§ Erwartete Leistung
Was erwarten Unternehmen laut dem Textauszug über Kooperationen von Unternehmen und Kommunen vom Staat?

§ Textauszug
┌──
2Kooperationen von Unternehmen und Kommunen
Aus den bisherigen Ausführungen wird deutlich, dass es in puncto Familienfreundlichkeit aufeinander zulaufende Interessenlagen und Angebote von Unternehmen und Kommunen gibt. Unternehmen erwarten vom Staat, dass er ihnen weitere Informationen zur Förderung der Vereinbarkeit von Familie und Beruf bereitstellt und dass Netzwerke, die sich mit dieser Thematik befassen, unterstützt werden. Vor allem die letztgenannte Erwartung adressiert eindeutig die lokale Ebene, da aus einer Vernetzung von Unternehmen mit weiteren Akteuren vor Ort sachgerechte Lösungen, die den lokalen Rahmenbedingungen entsprechen, resultieren können. Kommunen bieten in Lokalen Bündnissen für Familie nicht nur Informationsveranstaltungen zur familienbewussten Personalpolitik an, sie vernetzen auch Unternehmen untereinander wie auch mit Trägern der Kinder- und Jugendhilfe.
└──
§ Datensätze zur Layout-Annotation
┌──
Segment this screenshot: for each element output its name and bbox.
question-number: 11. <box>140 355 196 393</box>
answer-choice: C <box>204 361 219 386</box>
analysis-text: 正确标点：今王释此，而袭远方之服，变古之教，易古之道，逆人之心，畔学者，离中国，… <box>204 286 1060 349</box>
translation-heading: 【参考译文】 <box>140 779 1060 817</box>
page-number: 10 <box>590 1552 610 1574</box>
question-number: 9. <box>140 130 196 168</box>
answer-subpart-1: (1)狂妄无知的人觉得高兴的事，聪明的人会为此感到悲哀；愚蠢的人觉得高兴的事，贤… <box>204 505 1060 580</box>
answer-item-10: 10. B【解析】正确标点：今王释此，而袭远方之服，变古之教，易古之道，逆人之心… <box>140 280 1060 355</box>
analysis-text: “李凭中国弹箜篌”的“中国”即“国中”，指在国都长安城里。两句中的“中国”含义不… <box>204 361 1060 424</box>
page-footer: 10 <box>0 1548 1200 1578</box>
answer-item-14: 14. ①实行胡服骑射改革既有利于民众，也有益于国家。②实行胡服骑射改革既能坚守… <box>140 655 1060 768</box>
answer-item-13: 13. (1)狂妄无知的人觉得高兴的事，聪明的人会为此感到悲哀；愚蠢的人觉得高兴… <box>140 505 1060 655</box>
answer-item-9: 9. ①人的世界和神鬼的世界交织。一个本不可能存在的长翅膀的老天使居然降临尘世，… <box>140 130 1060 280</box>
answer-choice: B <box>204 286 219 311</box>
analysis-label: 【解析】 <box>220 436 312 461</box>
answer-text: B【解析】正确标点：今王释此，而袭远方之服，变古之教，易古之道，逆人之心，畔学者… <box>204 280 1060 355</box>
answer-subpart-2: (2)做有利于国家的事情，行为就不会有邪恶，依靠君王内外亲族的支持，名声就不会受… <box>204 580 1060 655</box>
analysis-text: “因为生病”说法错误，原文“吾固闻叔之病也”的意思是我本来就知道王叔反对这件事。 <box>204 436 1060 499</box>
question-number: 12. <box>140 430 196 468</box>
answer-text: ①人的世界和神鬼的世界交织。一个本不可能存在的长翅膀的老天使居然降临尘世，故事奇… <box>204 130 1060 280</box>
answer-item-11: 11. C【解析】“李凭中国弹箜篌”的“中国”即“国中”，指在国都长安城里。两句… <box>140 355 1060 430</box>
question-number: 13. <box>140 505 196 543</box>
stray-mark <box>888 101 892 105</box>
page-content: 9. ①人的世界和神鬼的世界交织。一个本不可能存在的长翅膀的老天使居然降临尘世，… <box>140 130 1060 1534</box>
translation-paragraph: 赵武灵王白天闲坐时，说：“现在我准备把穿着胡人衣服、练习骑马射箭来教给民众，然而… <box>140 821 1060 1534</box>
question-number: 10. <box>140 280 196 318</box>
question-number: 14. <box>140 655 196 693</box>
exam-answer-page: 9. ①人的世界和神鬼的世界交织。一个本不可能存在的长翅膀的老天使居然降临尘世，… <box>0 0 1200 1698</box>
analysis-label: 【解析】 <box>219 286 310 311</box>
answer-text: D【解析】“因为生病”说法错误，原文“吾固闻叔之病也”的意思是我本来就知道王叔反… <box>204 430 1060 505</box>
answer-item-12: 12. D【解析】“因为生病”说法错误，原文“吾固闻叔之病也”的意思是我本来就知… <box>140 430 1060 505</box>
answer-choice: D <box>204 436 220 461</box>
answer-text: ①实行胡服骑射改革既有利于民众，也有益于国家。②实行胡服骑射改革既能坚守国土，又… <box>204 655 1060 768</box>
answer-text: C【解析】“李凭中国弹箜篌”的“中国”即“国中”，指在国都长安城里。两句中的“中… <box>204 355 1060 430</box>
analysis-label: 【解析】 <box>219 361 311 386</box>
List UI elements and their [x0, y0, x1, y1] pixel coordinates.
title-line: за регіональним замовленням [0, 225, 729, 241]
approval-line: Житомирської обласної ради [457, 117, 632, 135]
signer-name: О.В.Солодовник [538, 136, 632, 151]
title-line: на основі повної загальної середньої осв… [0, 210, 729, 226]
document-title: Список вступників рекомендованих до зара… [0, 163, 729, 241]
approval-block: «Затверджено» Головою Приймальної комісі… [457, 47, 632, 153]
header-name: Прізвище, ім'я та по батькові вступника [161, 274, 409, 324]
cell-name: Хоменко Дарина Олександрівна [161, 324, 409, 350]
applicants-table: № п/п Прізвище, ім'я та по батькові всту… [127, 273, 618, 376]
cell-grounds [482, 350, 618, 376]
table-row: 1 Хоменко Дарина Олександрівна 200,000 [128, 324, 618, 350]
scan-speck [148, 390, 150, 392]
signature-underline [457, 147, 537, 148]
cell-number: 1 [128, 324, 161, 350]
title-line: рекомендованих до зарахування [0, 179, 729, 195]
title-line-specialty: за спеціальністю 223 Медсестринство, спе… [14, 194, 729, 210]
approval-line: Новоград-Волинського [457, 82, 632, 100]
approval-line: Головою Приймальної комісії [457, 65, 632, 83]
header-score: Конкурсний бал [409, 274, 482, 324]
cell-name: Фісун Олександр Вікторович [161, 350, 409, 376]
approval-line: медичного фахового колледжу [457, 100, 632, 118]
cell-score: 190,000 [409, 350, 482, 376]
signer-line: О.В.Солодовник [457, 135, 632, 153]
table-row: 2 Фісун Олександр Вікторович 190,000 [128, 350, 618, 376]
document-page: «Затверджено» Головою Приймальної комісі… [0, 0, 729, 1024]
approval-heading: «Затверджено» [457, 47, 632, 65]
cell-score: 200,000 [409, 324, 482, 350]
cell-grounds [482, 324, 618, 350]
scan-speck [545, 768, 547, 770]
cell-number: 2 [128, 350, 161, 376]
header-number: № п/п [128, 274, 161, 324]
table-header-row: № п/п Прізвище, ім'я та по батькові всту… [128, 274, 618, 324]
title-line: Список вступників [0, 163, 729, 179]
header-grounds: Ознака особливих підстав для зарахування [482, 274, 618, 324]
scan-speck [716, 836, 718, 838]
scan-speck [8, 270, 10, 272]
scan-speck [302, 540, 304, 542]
└──
§ Das Ergebnis
Sie erwarten, dass er ihnen weitere Informationen zur Förderung der Vereinbarkeit von Familie und Beruf bereitstellt und Netzwerke unterstützt, die sich mit dieser Thematik befassen.